Data listing:
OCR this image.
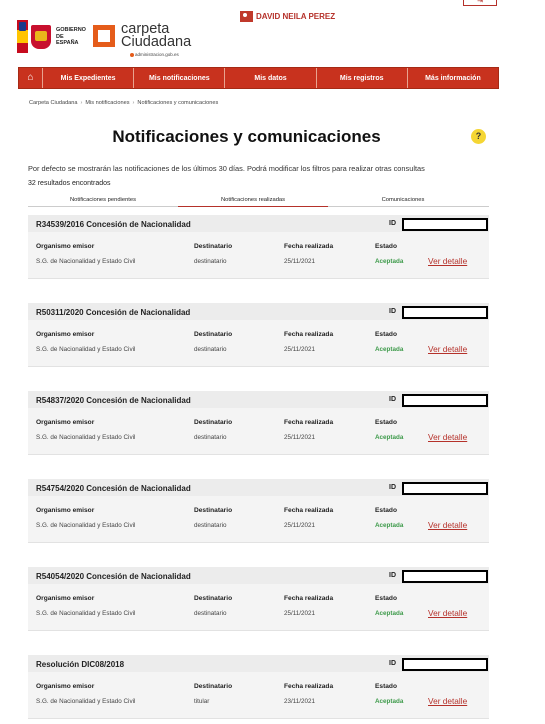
GOBIERNO
DE ESPAÑA
carpeta
Ciudadana
administracion.gob.es
DAVID NEILA PEREZ
⇥
⌂	Mis Expedientes	Mis notificaciones	Mis datos	Mis registros	Más información
Carpeta Ciudadana › Mis notificaciones › Notificaciones y comunicaciones
Notificaciones y comunicaciones	?

Por defecto se mostrarán las notificaciones de los últimos 30 días. Podrá modificar los filtros para realizar otras consultas

32 resultados encontrados

Notificaciones pendientes	Notificaciones realizadas	Comunicaciones
R34539/2016 Concesión de Nacionalidad	ID
Organismo emisor	Destinatario	Fecha realizada	Estado
S.G. de Nacionalidad y Estado Civil	destinatario	25/11/2021	Aceptada	Ver detalle
R50311/2020 Concesión de Nacionalidad	ID
Organismo emisor	Destinatario	Fecha realizada	Estado
S.G. de Nacionalidad y Estado Civil	destinatario	25/11/2021	Aceptada	Ver detalle
R54837/2020 Concesión de Nacionalidad	ID
Organismo emisor	Destinatario	Fecha realizada	Estado
S.G. de Nacionalidad y Estado Civil	destinatario	25/11/2021	Aceptada	Ver detalle
R54754/2020 Concesión de Nacionalidad	ID
Organismo emisor	Destinatario	Fecha realizada	Estado
S.G. de Nacionalidad y Estado Civil	destinatario	25/11/2021	Aceptada	Ver detalle
R54054/2020 Concesión de Nacionalidad	ID
Organismo emisor	Destinatario	Fecha realizada	Estado
S.G. de Nacionalidad y Estado Civil	destinatario	25/11/2021	Aceptada	Ver detalle
Resolución DIC08/2018	ID
Organismo emisor	Destinatario	Fecha realizada	Estado
S.G. de Nacionalidad y Estado Civil	titular	23/11/2021	Aceptada	Ver detalle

To be done: Quote each line of the listing exactly, but leave the pictures out.

Task output:
OCR this image.
GOBIERNO
DE ESPAÑA
carpeta
Ciudadana
administracion.gob.es
DAVID NEILA PEREZ
⇥
⌂	Mis Expedientes	Mis notificaciones	Mis datos	Mis registros	Más información
Carpeta Ciudadana › Mis notificaciones › Notificaciones y comunicaciones
Notificaciones y comunicaciones	?

Por defecto se mostrarán las notificaciones de los últimos 30 días. Podrá modificar los filtros para realizar otras consultas

32 resultados encontrados

Notificaciones pendientes	Notificaciones realizadas	Comunicaciones
R34539/2016 Concesión de Nacionalidad	ID
Organismo emisor	Destinatario	Fecha realizada	Estado
S.G. de Nacionalidad y Estado Civil	destinatario	25/11/2021	Aceptada	Ver detalle
R50311/2020 Concesión de Nacionalidad	ID
Organismo emisor	Destinatario	Fecha realizada	Estado
S.G. de Nacionalidad y Estado Civil	destinatario	25/11/2021	Aceptada	Ver detalle
R54837/2020 Concesión de Nacionalidad	ID
Organismo emisor	Destinatario	Fecha realizada	Estado
S.G. de Nacionalidad y Estado Civil	destinatario	25/11/2021	Aceptada	Ver detalle
R54754/2020 Concesión de Nacionalidad	ID
Organismo emisor	Destinatario	Fecha realizada	Estado
S.G. de Nacionalidad y Estado Civil	destinatario	25/11/2021	Aceptada	Ver detalle
R54054/2020 Concesión de Nacionalidad	ID
Organismo emisor	Destinatario	Fecha realizada	Estado
S.G. de Nacionalidad y Estado Civil	destinatario	25/11/2021	Aceptada	Ver detalle
Resolución DIC08/2018	ID
Organismo emisor	Destinatario	Fecha realizada	Estado
S.G. de Nacionalidad y Estado Civil	titular	23/11/2021	Aceptada	Ver detalle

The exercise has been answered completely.